▶ _WRITTEN EXERCISE_:
Transcribe the records below exactly as they appear.

>> Start RECORDS FOR PROCESSING

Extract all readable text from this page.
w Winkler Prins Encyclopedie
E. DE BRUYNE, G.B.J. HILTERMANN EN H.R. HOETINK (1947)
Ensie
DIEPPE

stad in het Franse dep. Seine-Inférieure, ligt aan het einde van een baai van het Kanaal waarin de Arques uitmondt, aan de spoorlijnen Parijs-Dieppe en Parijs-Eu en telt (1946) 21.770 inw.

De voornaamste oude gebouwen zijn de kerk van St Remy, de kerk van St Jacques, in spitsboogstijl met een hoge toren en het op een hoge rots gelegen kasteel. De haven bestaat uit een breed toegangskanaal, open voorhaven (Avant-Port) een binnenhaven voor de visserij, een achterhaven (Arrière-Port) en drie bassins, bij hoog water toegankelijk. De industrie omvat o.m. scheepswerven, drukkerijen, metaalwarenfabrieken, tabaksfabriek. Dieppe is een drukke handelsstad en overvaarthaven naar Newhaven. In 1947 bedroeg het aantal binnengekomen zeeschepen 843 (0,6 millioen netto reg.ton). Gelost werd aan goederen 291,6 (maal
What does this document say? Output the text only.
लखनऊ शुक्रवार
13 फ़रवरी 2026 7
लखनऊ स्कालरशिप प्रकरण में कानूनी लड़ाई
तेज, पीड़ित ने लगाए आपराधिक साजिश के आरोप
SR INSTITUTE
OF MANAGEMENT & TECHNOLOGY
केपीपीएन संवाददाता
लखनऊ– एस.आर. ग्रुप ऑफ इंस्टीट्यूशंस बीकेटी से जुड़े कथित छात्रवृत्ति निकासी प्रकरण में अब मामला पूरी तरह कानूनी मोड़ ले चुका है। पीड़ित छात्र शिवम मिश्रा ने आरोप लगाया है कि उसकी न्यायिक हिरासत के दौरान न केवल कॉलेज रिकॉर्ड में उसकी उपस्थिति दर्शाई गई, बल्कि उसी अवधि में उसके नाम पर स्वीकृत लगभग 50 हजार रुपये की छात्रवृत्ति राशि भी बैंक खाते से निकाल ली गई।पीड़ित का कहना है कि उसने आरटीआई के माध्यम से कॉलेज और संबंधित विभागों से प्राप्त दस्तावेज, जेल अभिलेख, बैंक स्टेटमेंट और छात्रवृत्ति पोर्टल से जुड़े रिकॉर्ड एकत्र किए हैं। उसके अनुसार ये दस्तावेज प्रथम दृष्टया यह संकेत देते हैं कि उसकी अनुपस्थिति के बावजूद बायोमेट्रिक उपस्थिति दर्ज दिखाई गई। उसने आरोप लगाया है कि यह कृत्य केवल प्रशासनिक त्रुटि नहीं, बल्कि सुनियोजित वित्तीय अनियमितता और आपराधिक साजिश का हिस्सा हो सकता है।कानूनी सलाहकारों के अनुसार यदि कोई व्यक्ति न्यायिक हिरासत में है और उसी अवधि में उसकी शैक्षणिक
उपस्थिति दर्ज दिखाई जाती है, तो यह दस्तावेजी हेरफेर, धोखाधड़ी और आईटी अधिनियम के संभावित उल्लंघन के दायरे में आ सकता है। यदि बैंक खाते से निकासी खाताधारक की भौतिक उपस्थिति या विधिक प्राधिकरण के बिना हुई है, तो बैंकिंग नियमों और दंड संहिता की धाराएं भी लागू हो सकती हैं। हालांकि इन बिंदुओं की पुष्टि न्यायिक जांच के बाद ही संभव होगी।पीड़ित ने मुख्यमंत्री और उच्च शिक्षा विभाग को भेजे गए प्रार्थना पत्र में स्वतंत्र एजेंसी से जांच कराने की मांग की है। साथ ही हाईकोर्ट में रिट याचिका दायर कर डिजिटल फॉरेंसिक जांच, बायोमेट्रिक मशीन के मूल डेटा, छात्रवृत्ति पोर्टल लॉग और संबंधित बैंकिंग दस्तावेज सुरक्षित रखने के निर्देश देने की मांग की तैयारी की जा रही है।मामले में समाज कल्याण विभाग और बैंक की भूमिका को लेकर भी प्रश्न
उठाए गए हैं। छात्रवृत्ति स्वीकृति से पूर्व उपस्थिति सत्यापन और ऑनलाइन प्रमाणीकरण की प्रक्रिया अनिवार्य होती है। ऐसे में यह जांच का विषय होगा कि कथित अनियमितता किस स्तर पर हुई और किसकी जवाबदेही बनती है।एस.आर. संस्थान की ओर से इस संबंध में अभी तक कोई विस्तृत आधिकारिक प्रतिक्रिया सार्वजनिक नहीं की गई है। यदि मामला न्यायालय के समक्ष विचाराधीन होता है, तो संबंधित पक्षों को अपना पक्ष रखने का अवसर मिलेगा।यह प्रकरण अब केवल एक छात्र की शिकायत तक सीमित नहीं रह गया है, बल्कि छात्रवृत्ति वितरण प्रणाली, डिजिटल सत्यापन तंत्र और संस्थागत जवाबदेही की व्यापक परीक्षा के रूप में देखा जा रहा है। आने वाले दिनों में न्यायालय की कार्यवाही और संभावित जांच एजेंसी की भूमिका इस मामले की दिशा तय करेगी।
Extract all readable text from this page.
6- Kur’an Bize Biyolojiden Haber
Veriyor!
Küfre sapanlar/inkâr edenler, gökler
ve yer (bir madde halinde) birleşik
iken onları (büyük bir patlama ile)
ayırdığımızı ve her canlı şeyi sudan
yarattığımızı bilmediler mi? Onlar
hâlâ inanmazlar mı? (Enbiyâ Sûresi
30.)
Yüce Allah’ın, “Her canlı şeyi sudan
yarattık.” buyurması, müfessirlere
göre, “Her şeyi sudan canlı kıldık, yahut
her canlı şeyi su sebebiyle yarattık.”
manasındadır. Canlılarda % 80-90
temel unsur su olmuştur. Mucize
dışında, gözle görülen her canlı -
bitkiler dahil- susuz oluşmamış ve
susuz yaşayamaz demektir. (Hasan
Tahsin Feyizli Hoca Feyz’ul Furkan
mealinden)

>> End RECORDS FOR PROCESSING

▶ _RESULT FOR THIS TASK_:
Extract all readable text from this page.
w Winkler Prins Encyclopedie
E. DE BRUYNE, G.B.J. HILTERMANN EN H.R. HOETINK (1947)
Ensie
DIEPPE

stad in het Franse dep. Seine-Inférieure, ligt aan het einde van een baai van het Kanaal waarin de Arques uitmondt, aan de spoorlijnen Parijs-Dieppe en Parijs-Eu en telt (1946) 21.770 inw.

De voornaamste oude gebouwen zijn de kerk van St Remy, de kerk van St Jacques, in spitsboogstijl met een hoge toren en het op een hoge rots gelegen kasteel. De haven bestaat uit een breed toegangskanaal, open voorhaven (Avant-Port) een binnenhaven voor de visserij, een achterhaven (Arrière-Port) en drie bassins, bij hoog water toegankelijk. De industrie omvat o.m. scheepswerven, drukkerijen, metaalwarenfabrieken, tabaksfabriek. Dieppe is een drukke handelsstad en overvaarthaven naar Newhaven. In 1947 bedroeg het aantal binnengekomen zeeschepen 843 (0,6 millioen netto reg.ton). Gelost werd aan goederen 291,6 (maal
What does this document say? Output the text only.
लखनऊ शुक्रवार
13 फ़रवरी 2026 7
लखनऊ स्कालरशिप प्रकरण में कानूनी लड़ाई
तेज, पीड़ित ने लगाए आपराधिक साजिश के आरोप
SR INSTITUTE
OF MANAGEMENT & TECHNOLOGY
केपीपीएन संवाददाता
लखनऊ– एस.आर. ग्रुप ऑफ इंस्टीट्यूशंस बीकेटी से जुड़े कथित छात्रवृत्ति निकासी प्रकरण में अब मामला पूरी तरह कानूनी मोड़ ले चुका है। पीड़ित छात्र शिवम मिश्रा ने आरोप लगाया है कि उसकी न्यायिक हिरासत के दौरान न केवल कॉलेज रिकॉर्ड में उसकी उपस्थिति दर्शाई गई, बल्कि उसी अवधि में उसके नाम पर स्वीकृत लगभग 50 हजार रुपये की छात्रवृत्ति राशि भी बैंक खाते से निकाल ली गई।पीड़ित का कहना है कि उसने आरटीआई के माध्यम से कॉलेज और संबंधित विभागों से प्राप्त दस्तावेज, जेल अभिलेख, बैंक स्टेटमेंट और छात्रवृत्ति पोर्टल से जुड़े रिकॉर्ड एकत्र किए हैं। उसके अनुसार ये दस्तावेज प्रथम दृष्टया यह संकेत देते हैं कि उसकी अनुपस्थिति के बावजूद बायोमेट्रिक उपस्थिति दर्ज दिखाई गई। उसने आरोप लगाया है कि यह कृत्य केवल प्रशासनिक त्रुटि नहीं, बल्कि सुनियोजित वित्तीय अनियमितता और आपराधिक साजिश का हिस्सा हो सकता है।कानूनी सलाहकारों के अनुसार यदि कोई व्यक्ति न्यायिक हिरासत में है और उसी अवधि में उसकी शैक्षणिक
उपस्थिति दर्ज दिखाई जाती है, तो यह दस्तावेजी हेरफेर, धोखाधड़ी और आईटी अधिनियम के संभावित उल्लंघन के दायरे में आ सकता है। यदि बैंक खाते से निकासी खाताधारक की भौतिक उपस्थिति या विधिक प्राधिकरण के बिना हुई है, तो बैंकिंग नियमों और दंड संहिता की धाराएं भी लागू हो सकती हैं। हालांकि इन बिंदुओं की पुष्टि न्यायिक जांच के बाद ही संभव होगी।पीड़ित ने मुख्यमंत्री और उच्च शिक्षा विभाग को भेजे गए प्रार्थना पत्र में स्वतंत्र एजेंसी से जांच कराने की मांग की है। साथ ही हाईकोर्ट में रिट याचिका दायर कर डिजिटल फॉरेंसिक जांच, बायोमेट्रिक मशीन के मूल डेटा, छात्रवृत्ति पोर्टल लॉग और संबंधित बैंकिंग दस्तावेज सुरक्षित रखने के निर्देश देने की मांग की तैयारी की जा रही है।मामले में समाज कल्याण विभाग और बैंक की भूमिका को लेकर भी प्रश्न
उठाए गए हैं। छात्रवृत्ति स्वीकृति से पूर्व उपस्थिति सत्यापन और ऑनलाइन प्रमाणीकरण की प्रक्रिया अनिवार्य होती है। ऐसे में यह जांच का विषय होगा कि कथित अनियमितता किस स्तर पर हुई और किसकी जवाबदेही बनती है।एस.आर. संस्थान की ओर से इस संबंध में अभी तक कोई विस्तृत आधिकारिक प्रतिक्रिया सार्वजनिक नहीं की गई है। यदि मामला न्यायालय के समक्ष विचाराधीन होता है, तो संबंधित पक्षों को अपना पक्ष रखने का अवसर मिलेगा।यह प्रकरण अब केवल एक छात्र की शिकायत तक सीमित नहीं रह गया है, बल्कि छात्रवृत्ति वितरण प्रणाली, डिजिटल सत्यापन तंत्र और संस्थागत जवाबदेही की व्यापक परीक्षा के रूप में देखा जा रहा है। आने वाले दिनों में न्यायालय की कार्यवाही और संभावित जांच एजेंसी की भूमिका इस मामले की दिशा तय करेगी।
Extract all readable text from this page.
6- Kur’an Bize Biyolojiden Haber
Veriyor!
Küfre sapanlar/inkâr edenler, gökler
ve yer (bir madde halinde) birleşik
iken onları (büyük bir patlama ile)
ayırdığımızı ve her canlı şeyi sudan
yarattığımızı bilmediler mi? Onlar
hâlâ inanmazlar mı? (Enbiyâ Sûresi
30.)
Yüce Allah’ın, “Her canlı şeyi sudan
yarattık.” buyurması, müfessirlere
göre, “Her şeyi sudan canlı kıldık, yahut
her canlı şeyi su sebebiyle yarattık.”
manasındadır. Canlılarda % 80-90
temel unsur su olmuştur. Mucize
dışında, gözle görülen her canlı -
bitkiler dahil- susuz oluşmamış ve
susuz yaşayamaz demektir. (Hasan
Tahsin Feyizli Hoca Feyz’ul Furkan
mealinden)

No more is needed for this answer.